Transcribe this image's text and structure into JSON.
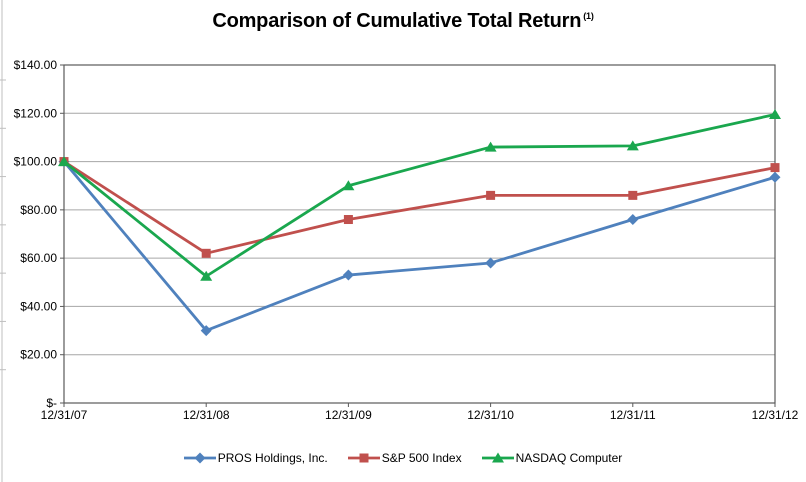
{
  "title": {
    "text": "Comparison of Cumulative Total Return",
    "superscript": "(1)"
  },
  "chart_data": {
    "type": "line",
    "title": "Comparison of Cumulative Total Return (1)",
    "categories": [
      "12/31/07",
      "12/31/08",
      "12/31/09",
      "12/31/10",
      "12/31/11",
      "12/31/12"
    ],
    "series": [
      {
        "name": "PROS Holdings, Inc.",
        "color": "#4F81BD",
        "marker": "diamond",
        "values": [
          100,
          30,
          53,
          58,
          76,
          93.5
        ]
      },
      {
        "name": "S&P 500 Index",
        "color": "#C0504D",
        "marker": "square",
        "values": [
          100,
          62,
          76,
          86,
          86,
          97.5
        ]
      },
      {
        "name": "NASDAQ Computer",
        "color": "#1AA74E",
        "marker": "triangle",
        "values": [
          100,
          52.5,
          90,
          106,
          106.5,
          119.5
        ]
      }
    ],
    "xlabel": "",
    "ylabel": "",
    "ylim": [
      0,
      140
    ],
    "ytick_step": 20,
    "ytick_labels": [
      "$-",
      "$20.00",
      "$40.00",
      "$60.00",
      "$80.00",
      "$100.00",
      "$120.00",
      "$140.00"
    ],
    "grid": true,
    "legend_position": "bottom",
    "gridline_color": "#A6A6A6",
    "axis_color": "#595959",
    "edge_rule_color": "#BFBFBF",
    "label_color": "#000000"
  }
}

◆ **WHAT IS ASKED**
List the lines of the records where "name" occurs.

◆ **FINISHED EXERCISE**
        "name": "PROS Holdings, Inc.",
        "name": "S&P 500 Index",
        "name": "NASDAQ Computer",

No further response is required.